# Extracted information:
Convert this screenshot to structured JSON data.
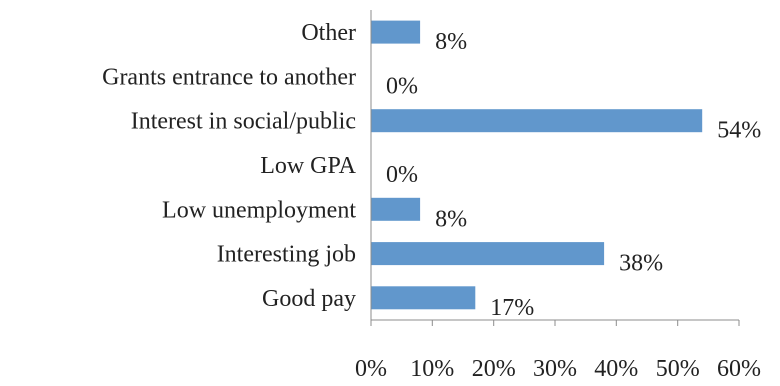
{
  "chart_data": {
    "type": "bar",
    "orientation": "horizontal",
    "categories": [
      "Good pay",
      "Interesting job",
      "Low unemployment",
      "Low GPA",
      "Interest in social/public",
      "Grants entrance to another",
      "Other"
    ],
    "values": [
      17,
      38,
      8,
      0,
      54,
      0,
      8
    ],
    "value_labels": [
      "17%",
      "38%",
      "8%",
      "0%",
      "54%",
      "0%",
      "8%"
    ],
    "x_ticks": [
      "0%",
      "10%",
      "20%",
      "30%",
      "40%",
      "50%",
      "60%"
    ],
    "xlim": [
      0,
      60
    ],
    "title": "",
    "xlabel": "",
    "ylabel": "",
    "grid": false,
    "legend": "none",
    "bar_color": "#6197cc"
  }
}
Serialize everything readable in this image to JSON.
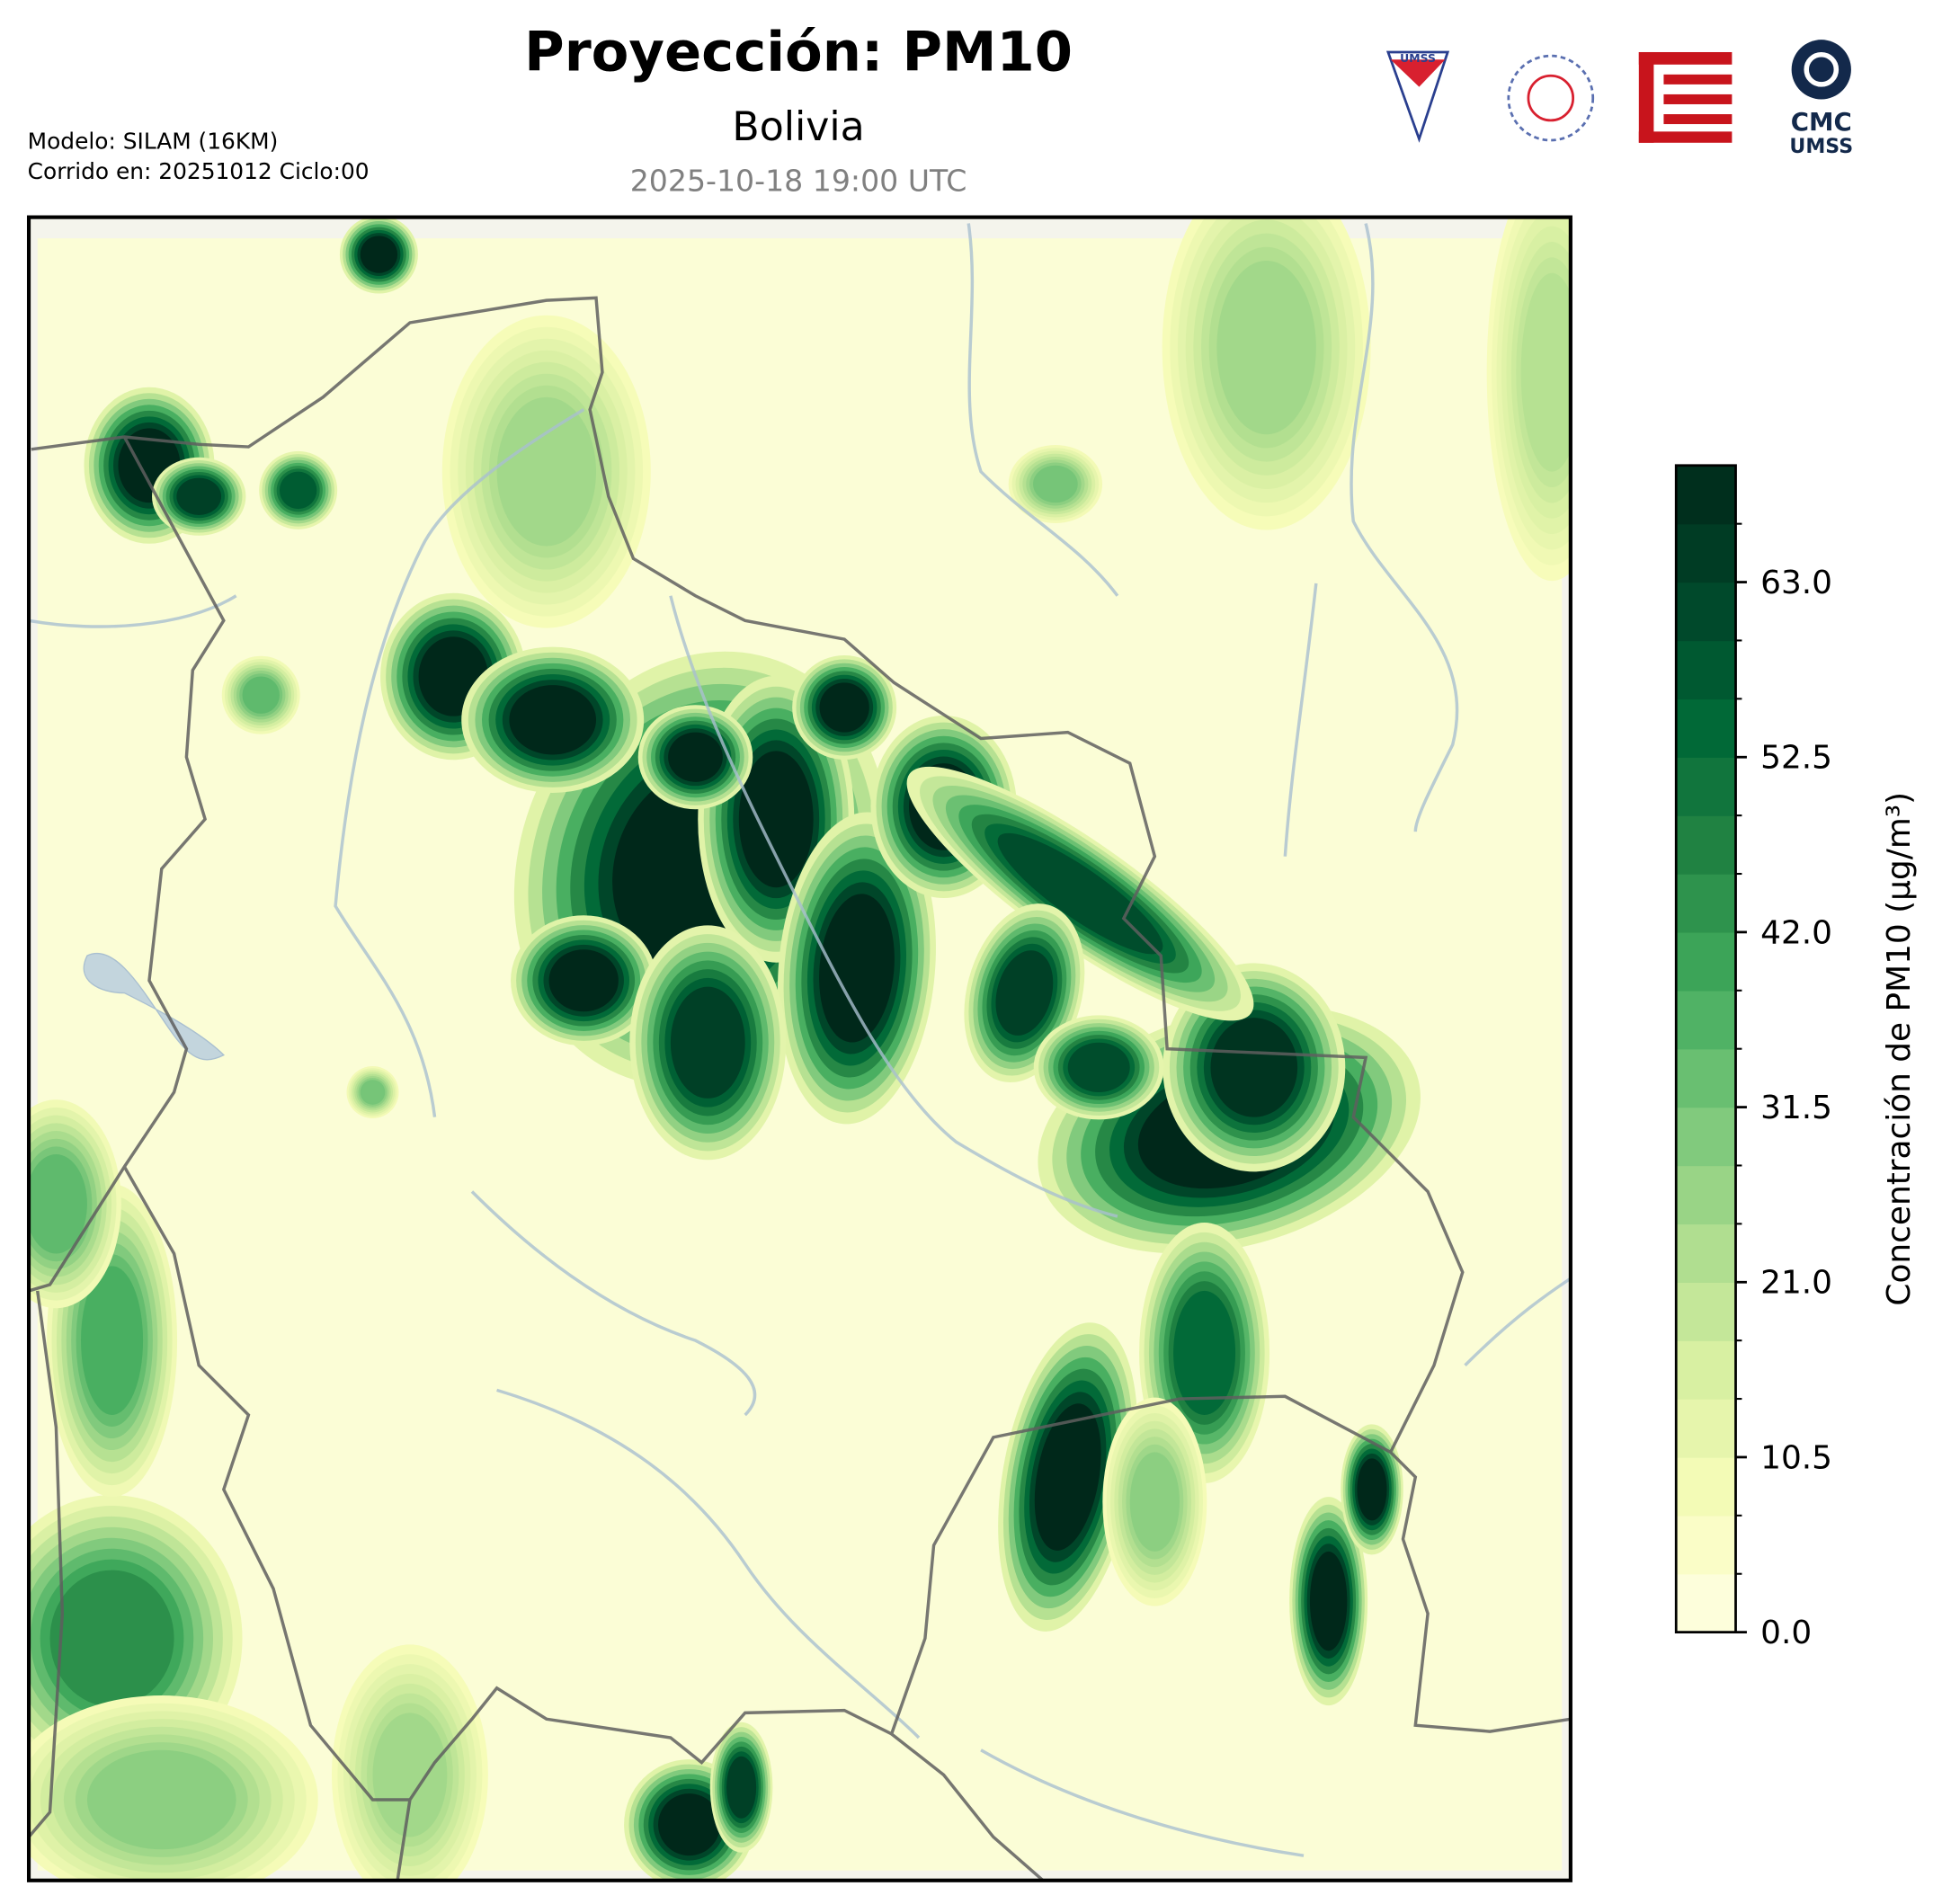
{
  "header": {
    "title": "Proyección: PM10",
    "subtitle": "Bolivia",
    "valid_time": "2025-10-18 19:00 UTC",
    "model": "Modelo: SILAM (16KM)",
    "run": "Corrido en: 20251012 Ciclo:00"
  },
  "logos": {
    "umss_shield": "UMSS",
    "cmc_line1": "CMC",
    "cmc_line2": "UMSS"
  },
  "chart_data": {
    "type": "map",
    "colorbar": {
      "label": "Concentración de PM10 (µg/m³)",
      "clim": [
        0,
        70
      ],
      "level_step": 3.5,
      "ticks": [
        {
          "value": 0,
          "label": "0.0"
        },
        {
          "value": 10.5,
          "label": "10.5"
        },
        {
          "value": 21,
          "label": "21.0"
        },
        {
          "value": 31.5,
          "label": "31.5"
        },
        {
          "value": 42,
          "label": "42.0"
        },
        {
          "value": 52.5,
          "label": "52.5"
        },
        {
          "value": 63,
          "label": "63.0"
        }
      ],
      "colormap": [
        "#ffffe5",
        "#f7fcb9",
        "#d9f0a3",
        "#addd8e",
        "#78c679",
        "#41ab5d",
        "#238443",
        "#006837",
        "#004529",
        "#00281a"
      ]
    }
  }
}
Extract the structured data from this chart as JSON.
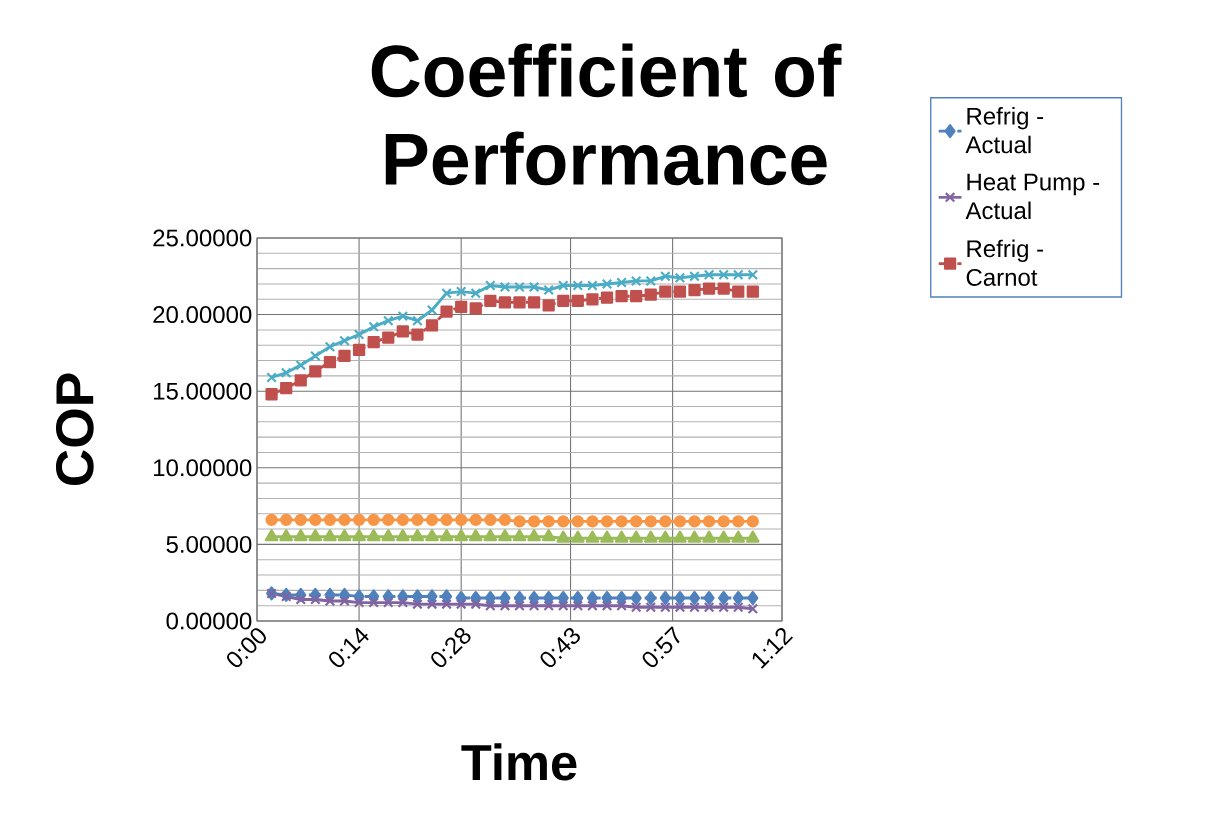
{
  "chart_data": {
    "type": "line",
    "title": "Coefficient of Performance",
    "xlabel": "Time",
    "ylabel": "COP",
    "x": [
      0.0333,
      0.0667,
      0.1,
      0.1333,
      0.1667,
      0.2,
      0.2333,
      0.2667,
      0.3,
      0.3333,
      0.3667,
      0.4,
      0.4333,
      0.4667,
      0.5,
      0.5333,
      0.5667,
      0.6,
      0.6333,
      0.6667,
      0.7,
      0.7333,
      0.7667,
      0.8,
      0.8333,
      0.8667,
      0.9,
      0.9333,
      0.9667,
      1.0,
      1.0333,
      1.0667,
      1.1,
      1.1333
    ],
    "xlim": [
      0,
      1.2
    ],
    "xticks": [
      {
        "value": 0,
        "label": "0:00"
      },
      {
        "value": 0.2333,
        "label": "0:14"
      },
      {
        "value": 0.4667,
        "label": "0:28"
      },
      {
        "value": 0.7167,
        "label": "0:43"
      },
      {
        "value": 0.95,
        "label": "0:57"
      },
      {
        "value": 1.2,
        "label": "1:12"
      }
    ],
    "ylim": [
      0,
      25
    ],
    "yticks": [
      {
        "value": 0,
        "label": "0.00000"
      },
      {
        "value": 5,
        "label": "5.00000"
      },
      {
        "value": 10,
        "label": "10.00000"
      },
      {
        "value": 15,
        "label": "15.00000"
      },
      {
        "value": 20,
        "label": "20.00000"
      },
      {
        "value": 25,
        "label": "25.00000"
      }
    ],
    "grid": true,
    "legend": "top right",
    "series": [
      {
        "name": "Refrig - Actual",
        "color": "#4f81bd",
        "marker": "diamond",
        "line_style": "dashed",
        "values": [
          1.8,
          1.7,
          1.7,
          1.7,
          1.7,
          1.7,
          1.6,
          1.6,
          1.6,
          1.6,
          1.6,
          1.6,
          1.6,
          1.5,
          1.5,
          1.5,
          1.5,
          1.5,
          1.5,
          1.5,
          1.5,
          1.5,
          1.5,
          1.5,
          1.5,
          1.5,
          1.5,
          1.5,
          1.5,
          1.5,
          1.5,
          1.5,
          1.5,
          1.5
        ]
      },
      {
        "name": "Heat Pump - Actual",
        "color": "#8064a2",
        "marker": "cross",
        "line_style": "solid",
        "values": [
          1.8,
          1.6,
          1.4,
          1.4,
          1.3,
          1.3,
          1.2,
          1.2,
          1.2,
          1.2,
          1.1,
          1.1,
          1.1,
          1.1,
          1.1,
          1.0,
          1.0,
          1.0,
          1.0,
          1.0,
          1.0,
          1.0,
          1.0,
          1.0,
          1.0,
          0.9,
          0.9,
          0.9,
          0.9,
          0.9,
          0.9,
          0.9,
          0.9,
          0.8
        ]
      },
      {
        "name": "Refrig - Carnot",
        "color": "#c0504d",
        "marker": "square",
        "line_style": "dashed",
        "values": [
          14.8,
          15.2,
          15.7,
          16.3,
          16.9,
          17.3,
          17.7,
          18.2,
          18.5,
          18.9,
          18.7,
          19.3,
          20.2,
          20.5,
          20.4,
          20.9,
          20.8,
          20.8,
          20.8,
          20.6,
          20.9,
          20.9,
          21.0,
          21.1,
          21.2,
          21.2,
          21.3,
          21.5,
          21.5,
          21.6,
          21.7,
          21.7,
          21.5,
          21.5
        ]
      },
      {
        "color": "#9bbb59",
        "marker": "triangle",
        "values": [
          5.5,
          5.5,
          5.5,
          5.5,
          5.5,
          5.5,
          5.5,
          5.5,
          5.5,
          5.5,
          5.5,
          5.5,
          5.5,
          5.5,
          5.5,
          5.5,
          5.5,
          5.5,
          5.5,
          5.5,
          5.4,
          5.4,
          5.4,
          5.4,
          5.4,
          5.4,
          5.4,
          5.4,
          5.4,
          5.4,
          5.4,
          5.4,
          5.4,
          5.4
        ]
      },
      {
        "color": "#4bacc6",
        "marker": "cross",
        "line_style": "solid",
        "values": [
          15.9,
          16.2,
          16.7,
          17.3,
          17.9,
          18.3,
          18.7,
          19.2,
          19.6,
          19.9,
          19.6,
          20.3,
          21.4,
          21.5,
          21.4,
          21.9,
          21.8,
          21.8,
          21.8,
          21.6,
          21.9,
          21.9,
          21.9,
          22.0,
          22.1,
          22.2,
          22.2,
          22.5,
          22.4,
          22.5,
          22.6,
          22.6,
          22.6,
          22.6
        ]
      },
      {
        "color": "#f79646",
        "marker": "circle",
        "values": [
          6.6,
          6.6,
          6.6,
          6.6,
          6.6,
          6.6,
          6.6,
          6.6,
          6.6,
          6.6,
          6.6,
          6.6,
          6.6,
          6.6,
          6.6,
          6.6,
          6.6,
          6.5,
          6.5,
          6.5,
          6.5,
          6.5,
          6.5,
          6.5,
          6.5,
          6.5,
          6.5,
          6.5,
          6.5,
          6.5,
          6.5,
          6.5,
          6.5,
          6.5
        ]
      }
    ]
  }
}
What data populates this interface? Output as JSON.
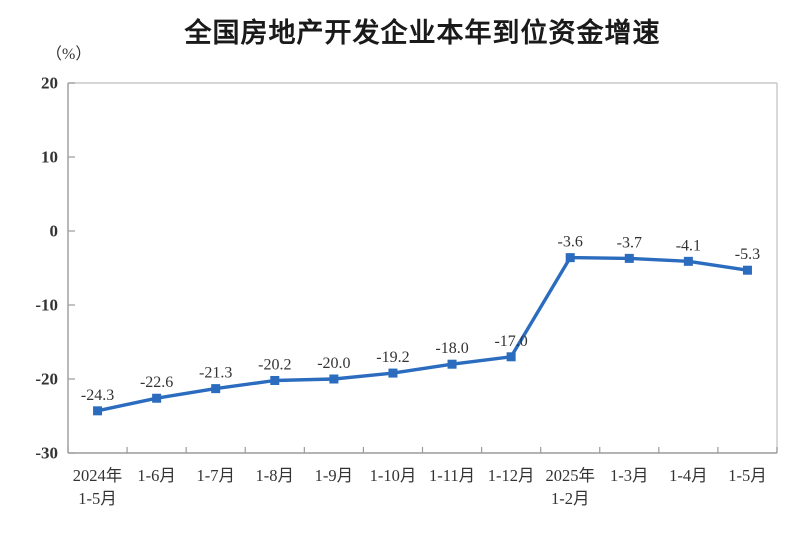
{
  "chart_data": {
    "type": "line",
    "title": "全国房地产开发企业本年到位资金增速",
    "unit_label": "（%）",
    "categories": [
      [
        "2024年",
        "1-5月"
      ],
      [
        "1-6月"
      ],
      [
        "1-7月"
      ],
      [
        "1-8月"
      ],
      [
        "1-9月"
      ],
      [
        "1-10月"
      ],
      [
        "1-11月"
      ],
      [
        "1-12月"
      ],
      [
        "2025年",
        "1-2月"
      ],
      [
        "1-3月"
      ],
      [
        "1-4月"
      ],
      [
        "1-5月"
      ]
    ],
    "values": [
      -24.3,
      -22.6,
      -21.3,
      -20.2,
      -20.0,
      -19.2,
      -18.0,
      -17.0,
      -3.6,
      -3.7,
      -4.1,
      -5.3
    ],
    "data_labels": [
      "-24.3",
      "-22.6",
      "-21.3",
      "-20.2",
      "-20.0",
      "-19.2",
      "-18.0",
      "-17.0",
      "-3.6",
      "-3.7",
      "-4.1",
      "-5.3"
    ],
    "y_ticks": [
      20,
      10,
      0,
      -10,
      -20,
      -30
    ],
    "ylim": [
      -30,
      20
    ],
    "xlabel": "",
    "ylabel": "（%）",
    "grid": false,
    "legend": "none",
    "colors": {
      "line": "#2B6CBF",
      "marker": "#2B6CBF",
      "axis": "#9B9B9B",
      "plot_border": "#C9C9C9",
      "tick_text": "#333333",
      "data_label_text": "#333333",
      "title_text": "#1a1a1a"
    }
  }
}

# Task to complete:
Find each line in the records holding the string "structured" and show it.

# Correct result:
Convert this screenshot to structured JSON data.
Extract the structured data from this chart as JSON.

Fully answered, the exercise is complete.